Task brief ▸
Write the next part of the article on the 2015 Uttar Pradesh train accident, picking up after its last sentence.

Text ▸
Details
- Date: 20 March 2015 09:10
- Location: Bachhrawan, Raebareli, Uttar Pradesh
- Country: India
- Line: Varanasi-Rae Bareli-Lucknow line
- Operator: Indian Railways
- Incident type: Derailment
- Cause: Under investigation, brake failure suspected and overshot a red signal

Statistics
- Trains: 1 (Dehradun Varanasi Janata Express)
- Vehicles: WDM-3D diesel locomotive
- Passengers: 400+
- Crew: 85
- Deaths: 58
- Injured: 150+
- Damage: WDM-3D and 2 carriages derailed and 1 carriage crushed and flattened

= 2015 Uttar Pradesh train accident =

Railway incident in Uttar Pradesh, India

The 2015 Uttar Pradesh train accident occurred on 20 March 2015. The Dehradun Varanasi Janata Express (train number 14266) derailed near Bachhrawan in Raebareli, Uttar Pradesh, northern India, resulting in at least 58 deaths and 150 people being injured. The accident was attributed to brake failure.

==Accident==
At 09:10 local time (03:40 UTC) on 20 March 2015, a passenger train overshot a signal at , Uttar Pradesh, India. The locomotive and two carriages were derailed. The train was reported to be carrying more than 400 passengers and 85 members of staff. The train was the Janata Express from to Varanasi. The driver reported by radio that his brakes had failed, and that he could not stop the train. It was diverted into a siding and crashed through the buffers at Bachhrawan. Photographs show that the carriage next to the locomotive was severely telescoped, it was reported to have been packed with passengers. Fifty-eight people were killed, and more than 150 injured. A preliminary report by the Ministry of Civil Aviation cited 39 dead and 38 injured passengers. A team of doctors from the King George's Medical University in Lucknow was dispatched to the scene of the accident. The injured were taken to the King George's Medical University and Sanjay Gandhi Post Graduate Institute of Medical Sciences in Lucknow, or to a hospital in Rae Bareli.

Source records:
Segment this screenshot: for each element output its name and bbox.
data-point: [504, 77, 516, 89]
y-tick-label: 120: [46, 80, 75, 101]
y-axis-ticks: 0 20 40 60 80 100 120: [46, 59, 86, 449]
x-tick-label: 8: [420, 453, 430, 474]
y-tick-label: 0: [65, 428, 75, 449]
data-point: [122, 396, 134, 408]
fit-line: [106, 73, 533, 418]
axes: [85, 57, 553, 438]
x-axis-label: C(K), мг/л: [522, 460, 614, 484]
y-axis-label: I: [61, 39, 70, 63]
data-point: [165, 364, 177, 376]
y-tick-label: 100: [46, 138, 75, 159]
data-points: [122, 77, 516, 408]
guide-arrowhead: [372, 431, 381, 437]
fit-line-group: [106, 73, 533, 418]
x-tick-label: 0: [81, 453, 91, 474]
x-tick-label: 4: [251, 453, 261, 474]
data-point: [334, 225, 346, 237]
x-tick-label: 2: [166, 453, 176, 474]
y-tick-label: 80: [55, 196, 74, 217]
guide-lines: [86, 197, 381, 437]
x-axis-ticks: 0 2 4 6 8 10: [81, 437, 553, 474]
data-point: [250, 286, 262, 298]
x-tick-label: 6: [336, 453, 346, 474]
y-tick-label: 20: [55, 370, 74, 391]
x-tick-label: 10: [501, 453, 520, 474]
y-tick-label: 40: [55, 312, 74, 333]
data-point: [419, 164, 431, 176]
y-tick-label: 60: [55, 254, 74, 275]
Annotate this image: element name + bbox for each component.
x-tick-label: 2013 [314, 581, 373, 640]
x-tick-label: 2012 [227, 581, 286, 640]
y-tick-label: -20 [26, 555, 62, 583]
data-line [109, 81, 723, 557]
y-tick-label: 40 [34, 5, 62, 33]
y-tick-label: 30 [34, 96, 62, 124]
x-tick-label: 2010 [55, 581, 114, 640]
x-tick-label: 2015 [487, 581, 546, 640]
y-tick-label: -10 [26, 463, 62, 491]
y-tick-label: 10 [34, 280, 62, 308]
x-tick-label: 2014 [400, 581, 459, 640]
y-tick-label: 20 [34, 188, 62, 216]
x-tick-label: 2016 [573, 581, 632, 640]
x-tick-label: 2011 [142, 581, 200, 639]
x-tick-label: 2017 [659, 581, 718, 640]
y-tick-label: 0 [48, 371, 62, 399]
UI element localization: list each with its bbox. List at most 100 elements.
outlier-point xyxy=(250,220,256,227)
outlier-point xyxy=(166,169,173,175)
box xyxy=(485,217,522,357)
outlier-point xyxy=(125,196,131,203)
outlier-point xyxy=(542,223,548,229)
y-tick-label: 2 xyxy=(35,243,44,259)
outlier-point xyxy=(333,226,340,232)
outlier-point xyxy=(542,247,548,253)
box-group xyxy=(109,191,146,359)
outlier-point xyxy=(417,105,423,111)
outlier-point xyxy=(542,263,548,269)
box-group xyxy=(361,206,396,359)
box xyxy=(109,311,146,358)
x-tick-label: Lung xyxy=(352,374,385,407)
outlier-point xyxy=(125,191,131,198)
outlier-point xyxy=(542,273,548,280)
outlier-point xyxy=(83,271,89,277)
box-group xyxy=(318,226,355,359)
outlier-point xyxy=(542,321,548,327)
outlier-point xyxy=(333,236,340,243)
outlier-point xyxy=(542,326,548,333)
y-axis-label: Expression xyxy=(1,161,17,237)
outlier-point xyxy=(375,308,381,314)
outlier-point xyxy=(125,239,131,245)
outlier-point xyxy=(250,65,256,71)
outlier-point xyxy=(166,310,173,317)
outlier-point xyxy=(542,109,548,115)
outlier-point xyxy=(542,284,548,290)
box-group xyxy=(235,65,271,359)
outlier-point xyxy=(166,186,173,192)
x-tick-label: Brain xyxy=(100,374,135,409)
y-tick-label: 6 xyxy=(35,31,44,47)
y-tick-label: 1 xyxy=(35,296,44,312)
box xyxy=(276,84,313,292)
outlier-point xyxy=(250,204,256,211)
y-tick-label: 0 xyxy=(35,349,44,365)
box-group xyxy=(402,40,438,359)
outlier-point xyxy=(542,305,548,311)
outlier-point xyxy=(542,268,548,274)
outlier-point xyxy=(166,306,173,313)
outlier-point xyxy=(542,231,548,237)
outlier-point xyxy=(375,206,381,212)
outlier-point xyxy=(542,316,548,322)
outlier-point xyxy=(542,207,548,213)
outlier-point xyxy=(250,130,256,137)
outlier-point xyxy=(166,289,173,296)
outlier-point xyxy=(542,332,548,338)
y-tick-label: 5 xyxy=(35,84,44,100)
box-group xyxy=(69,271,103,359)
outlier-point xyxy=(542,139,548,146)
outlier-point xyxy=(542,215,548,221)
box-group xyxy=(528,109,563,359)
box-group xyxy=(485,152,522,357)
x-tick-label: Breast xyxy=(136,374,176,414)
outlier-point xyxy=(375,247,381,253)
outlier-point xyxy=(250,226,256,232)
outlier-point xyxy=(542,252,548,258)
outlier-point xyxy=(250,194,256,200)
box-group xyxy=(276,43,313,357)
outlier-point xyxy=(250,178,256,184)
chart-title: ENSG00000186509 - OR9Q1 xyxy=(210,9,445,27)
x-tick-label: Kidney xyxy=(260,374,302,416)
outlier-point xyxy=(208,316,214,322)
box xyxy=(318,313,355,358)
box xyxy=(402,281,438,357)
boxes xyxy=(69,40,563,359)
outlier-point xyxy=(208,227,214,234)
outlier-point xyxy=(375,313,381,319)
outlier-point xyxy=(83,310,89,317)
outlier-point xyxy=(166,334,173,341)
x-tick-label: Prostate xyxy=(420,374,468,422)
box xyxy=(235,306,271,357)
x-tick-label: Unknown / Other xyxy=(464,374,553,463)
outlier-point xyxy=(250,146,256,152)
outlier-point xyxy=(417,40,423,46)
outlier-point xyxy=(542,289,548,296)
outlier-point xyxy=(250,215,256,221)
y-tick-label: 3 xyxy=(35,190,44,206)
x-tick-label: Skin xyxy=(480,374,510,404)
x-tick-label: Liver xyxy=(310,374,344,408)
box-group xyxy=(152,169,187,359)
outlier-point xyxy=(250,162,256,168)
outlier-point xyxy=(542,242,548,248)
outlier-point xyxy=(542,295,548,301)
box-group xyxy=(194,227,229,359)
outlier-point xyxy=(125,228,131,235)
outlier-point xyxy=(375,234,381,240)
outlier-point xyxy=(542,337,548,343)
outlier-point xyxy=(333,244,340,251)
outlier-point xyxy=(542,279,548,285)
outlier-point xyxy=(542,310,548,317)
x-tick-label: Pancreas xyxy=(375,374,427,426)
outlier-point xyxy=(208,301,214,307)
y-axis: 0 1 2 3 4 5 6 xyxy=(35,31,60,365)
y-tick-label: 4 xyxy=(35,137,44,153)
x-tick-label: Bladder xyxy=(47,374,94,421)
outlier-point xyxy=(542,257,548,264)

Final answer ▸
==Investigation==
An investigation was opened into the accident by the Commission of Railway Safety. Brake failure was stated by unidentified railway sources as the cause of the accident. The train's driver and guard were seen by witnesses signalling that there was a problem with the train.

Provisional findings of the Commission of Railway Safety discussed on a conference in October 2015 report a "discontinuity of brake pipe pressure between the train engine and the trailing load of passenger coaches caused by wrong position of additional cut out cock provided in the brake pipe of the locomotive which is not having the safety features specified in the design against inadvertent or unauthorized operation".